**Material for this exercise**
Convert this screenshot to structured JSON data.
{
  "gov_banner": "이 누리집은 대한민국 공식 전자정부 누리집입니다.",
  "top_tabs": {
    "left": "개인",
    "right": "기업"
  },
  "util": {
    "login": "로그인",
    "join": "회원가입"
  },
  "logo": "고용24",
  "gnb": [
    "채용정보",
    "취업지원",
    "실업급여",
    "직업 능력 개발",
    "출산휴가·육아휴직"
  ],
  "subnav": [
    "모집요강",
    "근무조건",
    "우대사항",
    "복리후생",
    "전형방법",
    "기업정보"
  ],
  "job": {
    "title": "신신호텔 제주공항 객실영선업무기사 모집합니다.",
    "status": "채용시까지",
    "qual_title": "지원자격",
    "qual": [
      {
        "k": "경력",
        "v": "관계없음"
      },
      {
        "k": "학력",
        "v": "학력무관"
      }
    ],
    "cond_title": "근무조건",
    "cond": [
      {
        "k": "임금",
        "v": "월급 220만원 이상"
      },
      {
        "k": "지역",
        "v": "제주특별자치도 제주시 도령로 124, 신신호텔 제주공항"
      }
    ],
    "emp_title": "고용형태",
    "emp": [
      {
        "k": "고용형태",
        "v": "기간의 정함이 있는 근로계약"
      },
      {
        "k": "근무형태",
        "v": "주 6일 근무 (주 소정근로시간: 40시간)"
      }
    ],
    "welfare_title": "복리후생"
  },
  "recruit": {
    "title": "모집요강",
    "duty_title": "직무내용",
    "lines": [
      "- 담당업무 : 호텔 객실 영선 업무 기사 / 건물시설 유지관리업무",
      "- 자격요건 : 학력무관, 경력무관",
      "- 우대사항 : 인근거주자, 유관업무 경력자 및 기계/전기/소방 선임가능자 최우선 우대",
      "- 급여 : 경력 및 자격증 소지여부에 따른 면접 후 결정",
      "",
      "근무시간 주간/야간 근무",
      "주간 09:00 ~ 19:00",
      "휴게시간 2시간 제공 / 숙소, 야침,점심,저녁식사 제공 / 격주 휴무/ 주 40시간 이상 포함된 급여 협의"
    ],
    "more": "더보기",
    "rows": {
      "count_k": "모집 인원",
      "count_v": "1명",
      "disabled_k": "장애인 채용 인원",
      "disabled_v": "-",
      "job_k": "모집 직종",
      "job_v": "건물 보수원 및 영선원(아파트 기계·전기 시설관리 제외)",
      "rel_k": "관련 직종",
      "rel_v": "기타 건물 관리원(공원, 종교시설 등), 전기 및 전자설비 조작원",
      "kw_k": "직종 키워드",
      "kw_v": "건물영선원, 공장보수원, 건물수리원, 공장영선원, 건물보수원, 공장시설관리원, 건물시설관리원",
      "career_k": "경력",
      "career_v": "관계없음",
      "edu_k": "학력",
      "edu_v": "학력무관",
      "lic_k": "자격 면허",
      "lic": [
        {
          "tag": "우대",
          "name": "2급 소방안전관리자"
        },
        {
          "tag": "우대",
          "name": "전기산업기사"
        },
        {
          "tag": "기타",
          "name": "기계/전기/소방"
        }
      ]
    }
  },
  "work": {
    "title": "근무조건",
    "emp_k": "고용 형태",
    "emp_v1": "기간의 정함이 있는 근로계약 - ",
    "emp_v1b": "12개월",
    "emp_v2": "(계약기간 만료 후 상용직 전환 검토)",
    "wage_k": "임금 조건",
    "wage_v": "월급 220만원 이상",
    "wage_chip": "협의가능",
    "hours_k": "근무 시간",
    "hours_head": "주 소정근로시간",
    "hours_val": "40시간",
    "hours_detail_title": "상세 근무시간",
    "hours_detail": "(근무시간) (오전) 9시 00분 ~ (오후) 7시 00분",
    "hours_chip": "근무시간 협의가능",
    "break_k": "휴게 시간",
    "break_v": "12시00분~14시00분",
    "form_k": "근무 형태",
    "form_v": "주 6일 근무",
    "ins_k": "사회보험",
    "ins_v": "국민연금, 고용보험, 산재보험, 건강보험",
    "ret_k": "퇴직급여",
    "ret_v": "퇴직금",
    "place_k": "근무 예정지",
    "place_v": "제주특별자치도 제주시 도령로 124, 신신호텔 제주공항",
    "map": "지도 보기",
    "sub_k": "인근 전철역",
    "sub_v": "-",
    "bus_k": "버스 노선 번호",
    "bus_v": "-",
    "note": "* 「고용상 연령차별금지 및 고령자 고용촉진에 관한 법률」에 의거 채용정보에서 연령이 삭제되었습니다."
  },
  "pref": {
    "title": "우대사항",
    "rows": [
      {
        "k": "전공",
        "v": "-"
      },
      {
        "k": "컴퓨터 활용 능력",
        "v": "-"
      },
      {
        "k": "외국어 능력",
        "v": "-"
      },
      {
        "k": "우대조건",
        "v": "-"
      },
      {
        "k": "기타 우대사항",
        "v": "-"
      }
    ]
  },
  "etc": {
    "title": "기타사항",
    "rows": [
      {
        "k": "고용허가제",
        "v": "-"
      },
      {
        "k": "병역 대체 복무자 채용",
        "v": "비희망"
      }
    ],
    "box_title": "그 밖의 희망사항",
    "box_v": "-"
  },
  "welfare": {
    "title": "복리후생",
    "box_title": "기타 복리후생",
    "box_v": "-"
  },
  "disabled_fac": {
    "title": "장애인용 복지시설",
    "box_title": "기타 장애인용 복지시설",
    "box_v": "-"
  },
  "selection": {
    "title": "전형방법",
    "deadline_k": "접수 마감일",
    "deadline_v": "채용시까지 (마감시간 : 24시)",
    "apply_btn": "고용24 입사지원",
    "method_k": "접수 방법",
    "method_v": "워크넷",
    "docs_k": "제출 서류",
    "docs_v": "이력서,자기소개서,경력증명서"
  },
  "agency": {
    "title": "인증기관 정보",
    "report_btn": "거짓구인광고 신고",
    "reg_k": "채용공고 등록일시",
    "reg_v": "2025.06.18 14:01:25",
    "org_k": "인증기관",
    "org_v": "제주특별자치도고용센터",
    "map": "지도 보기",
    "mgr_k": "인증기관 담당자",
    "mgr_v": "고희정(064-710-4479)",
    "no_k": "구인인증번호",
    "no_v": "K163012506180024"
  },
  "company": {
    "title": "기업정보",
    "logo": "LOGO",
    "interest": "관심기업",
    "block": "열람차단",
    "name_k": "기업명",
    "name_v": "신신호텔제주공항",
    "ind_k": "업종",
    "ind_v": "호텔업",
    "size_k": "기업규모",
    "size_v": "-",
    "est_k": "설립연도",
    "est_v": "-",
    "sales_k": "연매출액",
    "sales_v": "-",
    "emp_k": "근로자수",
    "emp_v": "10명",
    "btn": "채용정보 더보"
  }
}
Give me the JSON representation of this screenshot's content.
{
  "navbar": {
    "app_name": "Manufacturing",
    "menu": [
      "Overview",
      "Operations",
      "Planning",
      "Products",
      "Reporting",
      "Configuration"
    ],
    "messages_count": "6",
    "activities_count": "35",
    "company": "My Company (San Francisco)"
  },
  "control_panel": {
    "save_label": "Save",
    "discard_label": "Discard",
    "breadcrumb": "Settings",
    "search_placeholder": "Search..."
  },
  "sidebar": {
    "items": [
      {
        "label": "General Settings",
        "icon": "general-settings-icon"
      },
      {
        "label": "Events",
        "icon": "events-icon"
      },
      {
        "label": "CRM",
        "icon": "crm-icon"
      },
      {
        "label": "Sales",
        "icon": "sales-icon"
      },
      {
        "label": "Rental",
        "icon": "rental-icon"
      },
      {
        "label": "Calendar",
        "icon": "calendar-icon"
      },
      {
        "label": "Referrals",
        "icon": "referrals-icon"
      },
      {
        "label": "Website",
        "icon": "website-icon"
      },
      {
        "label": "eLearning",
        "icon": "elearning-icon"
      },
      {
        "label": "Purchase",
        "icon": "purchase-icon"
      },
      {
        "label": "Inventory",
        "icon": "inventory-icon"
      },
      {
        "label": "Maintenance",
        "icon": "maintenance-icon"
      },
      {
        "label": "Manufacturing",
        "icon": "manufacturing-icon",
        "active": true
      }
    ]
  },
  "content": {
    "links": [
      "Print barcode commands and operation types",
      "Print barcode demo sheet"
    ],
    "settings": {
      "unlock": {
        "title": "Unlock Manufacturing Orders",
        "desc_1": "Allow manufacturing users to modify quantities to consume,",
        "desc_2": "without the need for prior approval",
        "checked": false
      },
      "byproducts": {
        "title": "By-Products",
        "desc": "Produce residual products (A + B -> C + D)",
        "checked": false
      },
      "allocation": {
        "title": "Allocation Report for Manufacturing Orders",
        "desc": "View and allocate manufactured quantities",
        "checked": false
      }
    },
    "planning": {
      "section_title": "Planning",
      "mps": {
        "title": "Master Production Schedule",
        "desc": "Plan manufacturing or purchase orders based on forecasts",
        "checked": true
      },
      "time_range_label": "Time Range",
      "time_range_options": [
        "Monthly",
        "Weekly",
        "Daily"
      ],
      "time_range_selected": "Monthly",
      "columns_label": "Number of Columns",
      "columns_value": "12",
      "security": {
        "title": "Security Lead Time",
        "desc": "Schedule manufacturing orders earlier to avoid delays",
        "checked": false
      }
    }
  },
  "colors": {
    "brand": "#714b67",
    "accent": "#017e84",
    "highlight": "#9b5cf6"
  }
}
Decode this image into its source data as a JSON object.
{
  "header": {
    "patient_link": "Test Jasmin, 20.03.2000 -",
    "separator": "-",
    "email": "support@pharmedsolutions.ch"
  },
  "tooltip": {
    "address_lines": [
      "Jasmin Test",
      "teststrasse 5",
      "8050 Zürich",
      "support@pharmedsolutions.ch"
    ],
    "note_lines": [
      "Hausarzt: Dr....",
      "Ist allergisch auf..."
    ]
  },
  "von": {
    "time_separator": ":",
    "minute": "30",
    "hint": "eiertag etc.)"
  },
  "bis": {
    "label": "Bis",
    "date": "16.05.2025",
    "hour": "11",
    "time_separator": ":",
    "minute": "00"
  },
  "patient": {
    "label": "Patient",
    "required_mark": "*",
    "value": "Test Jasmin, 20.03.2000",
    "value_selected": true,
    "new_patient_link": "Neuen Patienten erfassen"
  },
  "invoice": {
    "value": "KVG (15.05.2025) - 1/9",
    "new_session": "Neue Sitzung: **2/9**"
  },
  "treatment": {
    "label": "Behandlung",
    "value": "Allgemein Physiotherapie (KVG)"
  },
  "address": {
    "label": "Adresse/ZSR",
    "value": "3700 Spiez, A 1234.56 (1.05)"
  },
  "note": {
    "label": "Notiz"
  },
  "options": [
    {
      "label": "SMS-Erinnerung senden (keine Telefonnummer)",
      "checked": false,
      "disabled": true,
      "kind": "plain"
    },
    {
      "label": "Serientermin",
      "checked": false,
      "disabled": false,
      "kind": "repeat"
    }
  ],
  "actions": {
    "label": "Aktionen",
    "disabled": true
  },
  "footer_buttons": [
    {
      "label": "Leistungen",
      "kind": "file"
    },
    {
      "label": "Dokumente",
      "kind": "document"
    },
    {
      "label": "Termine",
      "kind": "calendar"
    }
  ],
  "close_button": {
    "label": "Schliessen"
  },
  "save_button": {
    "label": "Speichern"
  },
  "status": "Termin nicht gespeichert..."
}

**Short exercise**
Copy out every line that includes the word "quantities".

**The reply**
        "desc_1": "Allow manufacturing users to modify quantities to consume,",
        "desc": "View and allocate manufactured quantities",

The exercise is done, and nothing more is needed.